WHAT YOU ARE ASKED TO DO:
Output the full listing below exactly, without the pictures.

+++

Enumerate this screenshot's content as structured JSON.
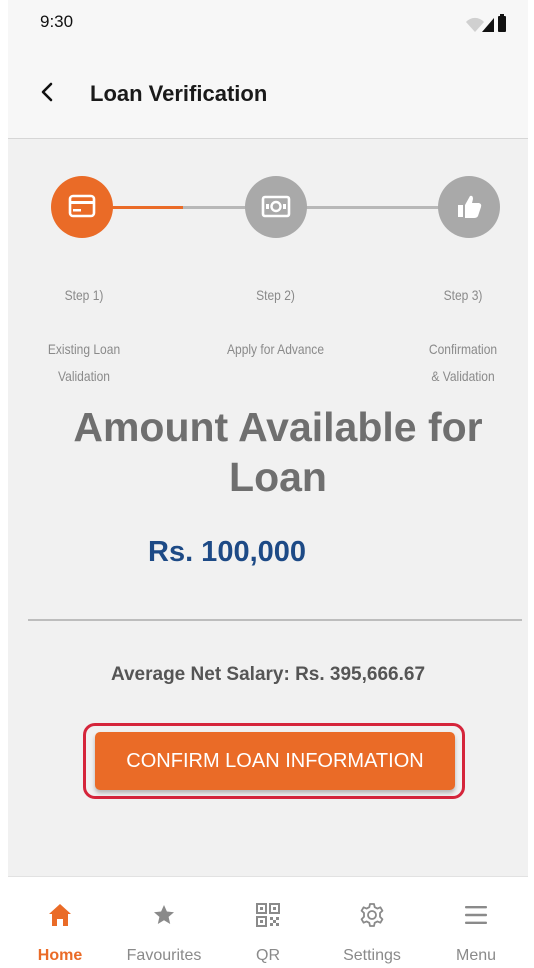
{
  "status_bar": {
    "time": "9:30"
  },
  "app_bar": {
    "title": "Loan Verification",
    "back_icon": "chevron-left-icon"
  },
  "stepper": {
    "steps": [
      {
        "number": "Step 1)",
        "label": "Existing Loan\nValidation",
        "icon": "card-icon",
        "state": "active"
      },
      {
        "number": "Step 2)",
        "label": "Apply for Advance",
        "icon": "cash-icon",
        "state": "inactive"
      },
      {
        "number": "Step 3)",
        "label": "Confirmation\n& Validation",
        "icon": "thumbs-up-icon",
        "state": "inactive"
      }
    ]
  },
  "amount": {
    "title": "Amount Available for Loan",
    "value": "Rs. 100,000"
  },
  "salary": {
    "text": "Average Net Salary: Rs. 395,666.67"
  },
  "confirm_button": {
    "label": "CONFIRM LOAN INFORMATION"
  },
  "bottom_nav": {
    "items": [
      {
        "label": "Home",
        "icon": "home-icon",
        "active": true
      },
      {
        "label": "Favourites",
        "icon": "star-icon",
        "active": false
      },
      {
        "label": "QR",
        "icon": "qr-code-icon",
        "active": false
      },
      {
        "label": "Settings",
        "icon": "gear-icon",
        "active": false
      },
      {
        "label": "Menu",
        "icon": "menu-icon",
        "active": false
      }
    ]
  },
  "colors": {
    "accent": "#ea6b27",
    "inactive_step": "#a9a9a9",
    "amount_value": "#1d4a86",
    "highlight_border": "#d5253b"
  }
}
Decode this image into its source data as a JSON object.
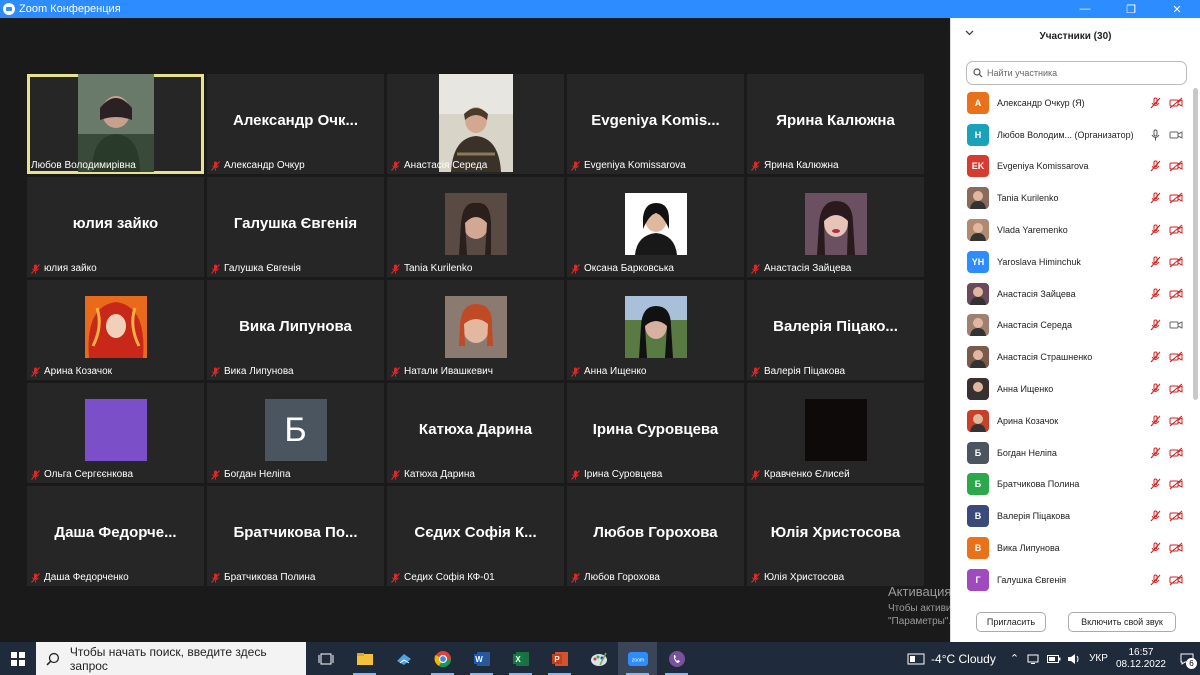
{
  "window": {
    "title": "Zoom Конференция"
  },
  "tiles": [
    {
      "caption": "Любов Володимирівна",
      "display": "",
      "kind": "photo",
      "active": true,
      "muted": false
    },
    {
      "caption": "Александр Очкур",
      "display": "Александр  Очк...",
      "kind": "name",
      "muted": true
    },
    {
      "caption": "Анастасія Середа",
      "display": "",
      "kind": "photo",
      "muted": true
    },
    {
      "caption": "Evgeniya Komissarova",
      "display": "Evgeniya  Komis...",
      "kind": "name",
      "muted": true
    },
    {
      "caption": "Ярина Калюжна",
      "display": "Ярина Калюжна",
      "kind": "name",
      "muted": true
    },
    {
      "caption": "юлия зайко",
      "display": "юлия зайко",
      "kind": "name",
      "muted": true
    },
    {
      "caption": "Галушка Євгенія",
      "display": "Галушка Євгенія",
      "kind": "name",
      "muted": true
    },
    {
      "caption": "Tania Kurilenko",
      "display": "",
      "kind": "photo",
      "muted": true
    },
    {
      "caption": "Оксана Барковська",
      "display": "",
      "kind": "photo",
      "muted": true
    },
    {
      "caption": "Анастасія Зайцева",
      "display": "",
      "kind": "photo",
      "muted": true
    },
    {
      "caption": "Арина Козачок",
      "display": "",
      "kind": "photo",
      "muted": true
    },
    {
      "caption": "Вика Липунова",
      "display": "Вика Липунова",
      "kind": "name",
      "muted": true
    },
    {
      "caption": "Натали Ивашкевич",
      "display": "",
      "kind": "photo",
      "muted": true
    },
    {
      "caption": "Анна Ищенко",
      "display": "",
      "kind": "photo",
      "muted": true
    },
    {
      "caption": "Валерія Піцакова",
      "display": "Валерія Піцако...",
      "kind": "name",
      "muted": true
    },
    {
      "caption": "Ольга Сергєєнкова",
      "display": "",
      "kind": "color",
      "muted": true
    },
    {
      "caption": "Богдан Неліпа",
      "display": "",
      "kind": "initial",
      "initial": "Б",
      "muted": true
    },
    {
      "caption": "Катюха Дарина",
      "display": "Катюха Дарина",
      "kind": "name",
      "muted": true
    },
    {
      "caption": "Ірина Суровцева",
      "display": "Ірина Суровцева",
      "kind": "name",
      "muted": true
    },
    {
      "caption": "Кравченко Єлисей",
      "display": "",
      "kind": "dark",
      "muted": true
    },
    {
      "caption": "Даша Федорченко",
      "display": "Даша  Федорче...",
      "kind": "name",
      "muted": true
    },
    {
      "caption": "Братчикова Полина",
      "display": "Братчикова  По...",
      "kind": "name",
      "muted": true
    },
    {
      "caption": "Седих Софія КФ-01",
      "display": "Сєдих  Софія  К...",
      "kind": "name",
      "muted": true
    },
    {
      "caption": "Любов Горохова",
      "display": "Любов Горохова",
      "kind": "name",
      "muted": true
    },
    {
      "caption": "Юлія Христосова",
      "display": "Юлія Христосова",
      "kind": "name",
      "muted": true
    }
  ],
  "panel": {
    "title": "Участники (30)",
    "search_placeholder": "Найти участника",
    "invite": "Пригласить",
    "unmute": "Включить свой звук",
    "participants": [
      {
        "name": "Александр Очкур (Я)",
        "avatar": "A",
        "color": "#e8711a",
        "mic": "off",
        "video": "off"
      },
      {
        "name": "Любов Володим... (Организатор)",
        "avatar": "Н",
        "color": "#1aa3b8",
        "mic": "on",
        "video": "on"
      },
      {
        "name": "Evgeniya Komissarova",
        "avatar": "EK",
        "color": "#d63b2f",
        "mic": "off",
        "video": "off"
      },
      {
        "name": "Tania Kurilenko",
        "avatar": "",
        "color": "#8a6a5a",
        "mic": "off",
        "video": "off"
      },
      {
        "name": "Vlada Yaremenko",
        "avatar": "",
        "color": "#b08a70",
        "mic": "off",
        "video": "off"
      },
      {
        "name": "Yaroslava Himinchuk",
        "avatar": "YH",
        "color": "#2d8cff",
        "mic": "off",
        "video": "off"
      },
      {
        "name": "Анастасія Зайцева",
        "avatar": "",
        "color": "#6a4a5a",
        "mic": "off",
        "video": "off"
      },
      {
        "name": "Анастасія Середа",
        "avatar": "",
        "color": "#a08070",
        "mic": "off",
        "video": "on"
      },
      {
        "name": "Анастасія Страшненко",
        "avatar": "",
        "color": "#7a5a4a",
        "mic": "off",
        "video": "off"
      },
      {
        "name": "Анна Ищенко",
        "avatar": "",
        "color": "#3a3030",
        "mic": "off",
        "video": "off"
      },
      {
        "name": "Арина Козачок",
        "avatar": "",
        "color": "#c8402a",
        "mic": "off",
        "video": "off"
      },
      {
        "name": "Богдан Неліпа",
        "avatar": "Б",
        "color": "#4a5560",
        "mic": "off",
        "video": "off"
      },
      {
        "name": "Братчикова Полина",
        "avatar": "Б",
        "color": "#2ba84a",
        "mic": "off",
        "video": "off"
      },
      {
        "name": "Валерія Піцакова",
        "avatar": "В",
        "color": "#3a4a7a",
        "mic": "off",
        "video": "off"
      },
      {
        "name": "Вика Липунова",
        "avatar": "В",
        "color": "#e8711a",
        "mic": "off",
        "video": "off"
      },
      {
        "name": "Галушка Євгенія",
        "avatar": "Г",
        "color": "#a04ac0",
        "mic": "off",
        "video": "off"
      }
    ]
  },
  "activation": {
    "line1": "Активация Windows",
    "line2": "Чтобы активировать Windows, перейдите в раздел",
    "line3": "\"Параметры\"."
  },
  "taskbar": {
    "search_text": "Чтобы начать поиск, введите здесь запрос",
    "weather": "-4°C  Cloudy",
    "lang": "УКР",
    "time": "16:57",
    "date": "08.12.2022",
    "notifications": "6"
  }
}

+++

FINISHED EXERCISE:
Enumerate this screenshot's content as structured JSON.
{
  "status_bar": {
    "time": "9:30"
  },
  "app_bar": {
    "title": "Loan Verification",
    "back_icon": "chevron-left-icon"
  },
  "stepper": {
    "steps": [
      {
        "number": "Step 1)",
        "label": "Existing Loan\nValidation",
        "icon": "card-icon",
        "state": "active"
      },
      {
        "number": "Step 2)",
        "label": "Apply for Advance",
        "icon": "cash-icon",
        "state": "inactive"
      },
      {
        "number": "Step 3)",
        "label": "Confirmation\n& Validation",
        "icon": "thumbs-up-icon",
        "state": "inactive"
      }
    ]
  },
  "amount": {
    "title": "Amount Available for Loan",
    "value": "Rs. 100,000"
  },
  "salary": {
    "text": "Average Net Salary: Rs. 395,666.67"
  },
  "confirm_button": {
    "label": "CONFIRM LOAN INFORMATION"
  },
  "bottom_nav": {
    "items": [
      {
        "label": "Home",
        "icon": "home-icon",
        "active": true
      },
      {
        "label": "Favourites",
        "icon": "star-icon",
        "active": false
      },
      {
        "label": "QR",
        "icon": "qr-code-icon",
        "active": false
      },
      {
        "label": "Settings",
        "icon": "gear-icon",
        "active": false
      },
      {
        "label": "Menu",
        "icon": "menu-icon",
        "active": false
      }
    ]
  },
  "colors": {
    "accent": "#ea6b27",
    "inactive_step": "#a9a9a9",
    "amount_value": "#1d4a86",
    "highlight_border": "#d5253b"
  }
}
Decode this image into its source data as a JSON object.
{
  "window": {
    "title": "Zoom Конференция"
  },
  "tiles": [
    {
      "caption": "Любов Володимирівна",
      "display": "",
      "kind": "photo",
      "active": true,
      "muted": false
    },
    {
      "caption": "Александр Очкур",
      "display": "Александр  Очк...",
      "kind": "name",
      "muted": true
    },
    {
      "caption": "Анастасія Середа",
      "display": "",
      "kind": "photo",
      "muted": true
    },
    {
      "caption": "Evgeniya Komissarova",
      "display": "Evgeniya  Komis...",
      "kind": "name",
      "muted": true
    },
    {
      "caption": "Ярина Калюжна",
      "display": "Ярина Калюжна",
      "kind": "name",
      "muted": true
    },
    {
      "caption": "юлия зайко",
      "display": "юлия зайко",
      "kind": "name",
      "muted": true
    },
    {
      "caption": "Галушка Євгенія",
      "display": "Галушка Євгенія",
      "kind": "name",
      "muted": true
    },
    {
      "caption": "Tania Kurilenko",
      "display": "",
      "kind": "photo",
      "muted": true
    },
    {
      "caption": "Оксана Барковська",
      "display": "",
      "kind": "photo",
      "muted": true
    },
    {
      "caption": "Анастасія Зайцева",
      "display": "",
      "kind": "photo",
      "muted": true
    },
    {
      "caption": "Арина Козачок",
      "display": "",
      "kind": "photo",
      "muted": true
    },
    {
      "caption": "Вика Липунова",
      "display": "Вика Липунова",
      "kind": "name",
      "muted": true
    },
    {
      "caption": "Натали Ивашкевич",
      "display": "",
      "kind": "photo",
      "muted": true
    },
    {
      "caption": "Анна Ищенко",
      "display": "",
      "kind": "photo",
      "muted": true
    },
    {
      "caption": "Валерія Піцакова",
      "display": "Валерія Піцако...",
      "kind": "name",
      "muted": true
    },
    {
      "caption": "Ольга Сергєєнкова",
      "display": "",
      "kind": "color",
      "muted": true
    },
    {
      "caption": "Богдан Неліпа",
      "display": "",
      "kind": "initial",
      "initial": "Б",
      "muted": true
    },
    {
      "caption": "Катюха Дарина",
      "display": "Катюха Дарина",
      "kind": "name",
      "muted": true
    },
    {
      "caption": "Ірина Суровцева",
      "display": "Ірина Суровцева",
      "kind": "name",
      "muted": true
    },
    {
      "caption": "Кравченко Єлисей",
      "display": "",
      "kind": "dark",
      "muted": true
    },
    {
      "caption": "Даша Федорченко",
      "display": "Даша  Федорче...",
      "kind": "name",
      "muted": true
    },
    {
      "caption": "Братчикова Полина",
      "display": "Братчикова  По...",
      "kind": "name",
      "muted": true
    },
    {
      "caption": "Седих Софія КФ-01",
      "display": "Сєдих  Софія  К...",
      "kind": "name",
      "muted": true
    },
    {
      "caption": "Любов Горохова",
      "display": "Любов Горохова",
      "kind": "name",
      "muted": true
    },
    {
      "caption": "Юлія Христосова",
      "display": "Юлія Христосова",
      "kind": "name",
      "muted": true
    }
  ],
  "panel": {
    "title": "Участники (30)",
    "search_placeholder": "Найти участника",
    "invite": "Пригласить",
    "unmute": "Включить свой звук",
    "participants": [
      {
        "name": "Александр Очкур (Я)",
        "avatar": "A",
        "color": "#e8711a",
        "mic": "off",
        "video": "off"
      },
      {
        "name": "Любов Володим... (Организатор)",
        "avatar": "Н",
        "color": "#1aa3b8",
        "mic": "on",
        "video": "on"
      },
      {
        "name": "Evgeniya Komissarova",
        "avatar": "EK",
        "color": "#d63b2f",
        "mic": "off",
        "video": "off"
      },
      {
        "name": "Tania Kurilenko",
        "avatar": "",
        "color": "#8a6a5a",
        "mic": "off",
        "video": "off"
      },
      {
        "name": "Vlada Yaremenko",
        "avatar": "",
        "color": "#b08a70",
        "mic": "off",
        "video": "off"
      },
      {
        "name": "Yaroslava Himinchuk",
        "avatar": "YH",
        "color": "#2d8cff",
        "mic": "off",
        "video": "off"
      },
      {
        "name": "Анастасія Зайцева",
        "avatar": "",
        "color": "#6a4a5a",
        "mic": "off",
        "video": "off"
      },
      {
        "name": "Анастасія Середа",
        "avatar": "",
        "color": "#a08070",
        "mic": "off",
        "video": "on"
      },
      {
        "name": "Анастасія Страшненко",
        "avatar": "",
        "color": "#7a5a4a",
        "mic": "off",
        "video": "off"
      },
      {
        "name": "Анна Ищенко",
        "avatar": "",
        "color": "#3a3030",
        "mic": "off",
        "video": "off"
      },
      {
        "name": "Арина Козачок",
        "avatar": "",
        "color": "#c8402a",
        "mic": "off",
        "video": "off"
      },
      {
        "name": "Богдан Неліпа",
        "avatar": "Б",
        "color": "#4a5560",
        "mic": "off",
        "video": "off"
      },
      {
        "name": "Братчикова Полина",
        "avatar": "Б",
        "color": "#2ba84a",
        "mic": "off",
        "video": "off"
      },
      {
        "name": "Валерія Піцакова",
        "avatar": "В",
        "color": "#3a4a7a",
        "mic": "off",
        "video": "off"
      },
      {
        "name": "Вика Липунова",
        "avatar": "В",
        "color": "#e8711a",
        "mic": "off",
        "video": "off"
      },
      {
        "name": "Галушка Євгенія",
        "avatar": "Г",
        "color": "#a04ac0",
        "mic": "off",
        "video": "off"
      }
    ]
  },
  "activation": {
    "line1": "Активация Windows",
    "line2": "Чтобы активировать Windows, перейдите в раздел",
    "line3": "\"Параметры\"."
  },
  "taskbar": {
    "search_text": "Чтобы начать поиск, введите здесь запрос",
    "weather": "-4°C  Cloudy",
    "lang": "УКР",
    "time": "16:57",
    "date": "08.12.2022",
    "notifications": "6"
  }
}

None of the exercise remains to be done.